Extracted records
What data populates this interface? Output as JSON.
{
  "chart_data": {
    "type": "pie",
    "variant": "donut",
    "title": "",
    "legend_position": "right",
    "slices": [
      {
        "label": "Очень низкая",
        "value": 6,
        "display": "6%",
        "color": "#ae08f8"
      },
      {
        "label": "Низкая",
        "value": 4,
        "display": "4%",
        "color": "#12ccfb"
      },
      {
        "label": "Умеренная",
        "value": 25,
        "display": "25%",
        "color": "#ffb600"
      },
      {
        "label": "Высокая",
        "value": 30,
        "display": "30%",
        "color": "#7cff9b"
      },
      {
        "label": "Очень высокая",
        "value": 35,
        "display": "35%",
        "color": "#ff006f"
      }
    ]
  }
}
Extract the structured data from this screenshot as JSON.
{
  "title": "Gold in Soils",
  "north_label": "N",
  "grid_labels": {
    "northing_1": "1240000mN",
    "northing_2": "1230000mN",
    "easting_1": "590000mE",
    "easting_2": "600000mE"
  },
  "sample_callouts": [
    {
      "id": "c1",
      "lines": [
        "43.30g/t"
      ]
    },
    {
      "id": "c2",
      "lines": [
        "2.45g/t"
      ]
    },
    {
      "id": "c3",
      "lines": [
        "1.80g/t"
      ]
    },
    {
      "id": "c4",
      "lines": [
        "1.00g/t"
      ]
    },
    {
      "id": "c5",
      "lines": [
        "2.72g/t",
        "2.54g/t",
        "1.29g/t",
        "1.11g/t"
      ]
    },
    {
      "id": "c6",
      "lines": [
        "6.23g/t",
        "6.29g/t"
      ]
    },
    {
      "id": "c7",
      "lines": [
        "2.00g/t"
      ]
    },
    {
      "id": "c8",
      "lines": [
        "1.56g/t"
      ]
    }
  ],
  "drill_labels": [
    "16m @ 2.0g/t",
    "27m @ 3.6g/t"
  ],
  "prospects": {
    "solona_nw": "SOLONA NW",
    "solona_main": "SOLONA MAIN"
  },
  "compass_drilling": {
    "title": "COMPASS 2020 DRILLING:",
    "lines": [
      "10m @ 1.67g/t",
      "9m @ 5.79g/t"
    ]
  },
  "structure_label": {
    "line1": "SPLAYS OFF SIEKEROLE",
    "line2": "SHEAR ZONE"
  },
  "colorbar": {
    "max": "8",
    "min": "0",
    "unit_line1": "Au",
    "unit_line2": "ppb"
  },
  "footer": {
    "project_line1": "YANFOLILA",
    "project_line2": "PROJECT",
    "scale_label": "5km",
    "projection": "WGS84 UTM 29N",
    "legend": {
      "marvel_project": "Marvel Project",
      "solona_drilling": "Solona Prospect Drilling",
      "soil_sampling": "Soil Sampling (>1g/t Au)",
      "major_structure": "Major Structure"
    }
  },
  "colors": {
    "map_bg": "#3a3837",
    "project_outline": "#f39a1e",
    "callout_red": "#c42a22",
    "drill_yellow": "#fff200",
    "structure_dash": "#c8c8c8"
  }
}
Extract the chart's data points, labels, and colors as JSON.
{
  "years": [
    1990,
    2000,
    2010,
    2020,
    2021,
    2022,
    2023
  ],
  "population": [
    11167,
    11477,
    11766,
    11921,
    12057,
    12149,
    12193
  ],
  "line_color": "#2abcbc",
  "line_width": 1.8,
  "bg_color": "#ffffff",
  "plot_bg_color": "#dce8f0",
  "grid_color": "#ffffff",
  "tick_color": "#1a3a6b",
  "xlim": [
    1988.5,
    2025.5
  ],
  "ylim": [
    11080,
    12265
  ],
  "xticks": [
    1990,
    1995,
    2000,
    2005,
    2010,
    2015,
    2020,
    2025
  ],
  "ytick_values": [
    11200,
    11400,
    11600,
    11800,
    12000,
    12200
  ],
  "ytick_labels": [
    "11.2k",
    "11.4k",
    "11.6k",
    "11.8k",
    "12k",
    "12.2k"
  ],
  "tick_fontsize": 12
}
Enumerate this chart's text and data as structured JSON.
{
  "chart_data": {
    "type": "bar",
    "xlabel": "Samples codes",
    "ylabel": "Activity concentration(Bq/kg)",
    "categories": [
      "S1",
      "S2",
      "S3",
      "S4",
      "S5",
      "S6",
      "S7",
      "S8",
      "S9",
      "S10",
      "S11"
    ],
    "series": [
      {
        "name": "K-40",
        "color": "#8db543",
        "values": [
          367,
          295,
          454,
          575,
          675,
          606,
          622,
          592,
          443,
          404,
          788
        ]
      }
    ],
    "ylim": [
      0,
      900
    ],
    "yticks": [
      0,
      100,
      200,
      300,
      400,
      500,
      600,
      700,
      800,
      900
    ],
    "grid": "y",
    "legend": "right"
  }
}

Requirement: Reproduce every record, matching each line exactly.

Solved problem:
What data populates this interface? Output as JSON.
{
  "chart_data": {
    "type": "pie",
    "variant": "donut",
    "title": "",
    "legend_position": "right",
    "slices": [
      {
        "label": "Очень низкая",
        "value": 6,
        "display": "6%",
        "color": "#ae08f8"
      },
      {
        "label": "Низкая",
        "value": 4,
        "display": "4%",
        "color": "#12ccfb"
      },
      {
        "label": "Умеренная",
        "value": 25,
        "display": "25%",
        "color": "#ffb600"
      },
      {
        "label": "Высокая",
        "value": 30,
        "display": "30%",
        "color": "#7cff9b"
      },
      {
        "label": "Очень высокая",
        "value": 35,
        "display": "35%",
        "color": "#ff006f"
      }
    ]
  }
}
Extract the structured data from this screenshot as JSON.
{
  "title": "Gold in Soils",
  "north_label": "N",
  "grid_labels": {
    "northing_1": "1240000mN",
    "northing_2": "1230000mN",
    "easting_1": "590000mE",
    "easting_2": "600000mE"
  },
  "sample_callouts": [
    {
      "id": "c1",
      "lines": [
        "43.30g/t"
      ]
    },
    {
      "id": "c2",
      "lines": [
        "2.45g/t"
      ]
    },
    {
      "id": "c3",
      "lines": [
        "1.80g/t"
      ]
    },
    {
      "id": "c4",
      "lines": [
        "1.00g/t"
      ]
    },
    {
      "id": "c5",
      "lines": [
        "2.72g/t",
        "2.54g/t",
        "1.29g/t",
        "1.11g/t"
      ]
    },
    {
      "id": "c6",
      "lines": [
        "6.23g/t",
        "6.29g/t"
      ]
    },
    {
      "id": "c7",
      "lines": [
        "2.00g/t"
      ]
    },
    {
      "id": "c8",
      "lines": [
        "1.56g/t"
      ]
    }
  ],
  "drill_labels": [
    "16m @ 2.0g/t",
    "27m @ 3.6g/t"
  ],
  "prospects": {
    "solona_nw": "SOLONA NW",
    "solona_main": "SOLONA MAIN"
  },
  "compass_drilling": {
    "title": "COMPASS 2020 DRILLING:",
    "lines": [
      "10m @ 1.67g/t",
      "9m @ 5.79g/t"
    ]
  },
  "structure_label": {
    "line1": "SPLAYS OFF SIEKEROLE",
    "line2": "SHEAR ZONE"
  },
  "colorbar": {
    "max": "8",
    "min": "0",
    "unit_line1": "Au",
    "unit_line2": "ppb"
  },
  "footer": {
    "project_line1": "YANFOLILA",
    "project_line2": "PROJECT",
    "scale_label": "5km",
    "projection": "WGS84 UTM 29N",
    "legend": {
      "marvel_project": "Marvel Project",
      "solona_drilling": "Solona Prospect Drilling",
      "soil_sampling": "Soil Sampling (>1g/t Au)",
      "major_structure": "Major Structure"
    }
  },
  "colors": {
    "map_bg": "#3a3837",
    "project_outline": "#f39a1e",
    "callout_red": "#c42a22",
    "drill_yellow": "#fff200",
    "structure_dash": "#c8c8c8"
  }
}
Extract the chart's data points, labels, and colors as JSON.
{
  "years": [
    1990,
    2000,
    2010,
    2020,
    2021,
    2022,
    2023
  ],
  "population": [
    11167,
    11477,
    11766,
    11921,
    12057,
    12149,
    12193
  ],
  "line_color": "#2abcbc",
  "line_width": 1.8,
  "bg_color": "#ffffff",
  "plot_bg_color": "#dce8f0",
  "grid_color": "#ffffff",
  "tick_color": "#1a3a6b",
  "xlim": [
    1988.5,
    2025.5
  ],
  "ylim": [
    11080,
    12265
  ],
  "xticks": [
    1990,
    1995,
    2000,
    2005,
    2010,
    2015,
    2020,
    2025
  ],
  "ytick_values": [
    11200,
    11400,
    11600,
    11800,
    12000,
    12200
  ],
  "ytick_labels": [
    "11.2k",
    "11.4k",
    "11.6k",
    "11.8k",
    "12k",
    "12.2k"
  ],
  "tick_fontsize": 12
}
Enumerate this chart's text and data as structured JSON.
{
  "chart_data": {
    "type": "bar",
    "xlabel": "Samples codes",
    "ylabel": "Activity concentration(Bq/kg)",
    "categories": [
      "S1",
      "S2",
      "S3",
      "S4",
      "S5",
      "S6",
      "S7",
      "S8",
      "S9",
      "S10",
      "S11"
    ],
    "series": [
      {
        "name": "K-40",
        "color": "#8db543",
        "values": [
          367,
          295,
          454,
          575,
          675,
          606,
          622,
          592,
          443,
          404,
          788
        ]
      }
    ],
    "ylim": [
      0,
      900
    ],
    "yticks": [
      0,
      100,
      200,
      300,
      400,
      500,
      600,
      700,
      800,
      900
    ],
    "grid": "y",
    "legend": "right"
  }
}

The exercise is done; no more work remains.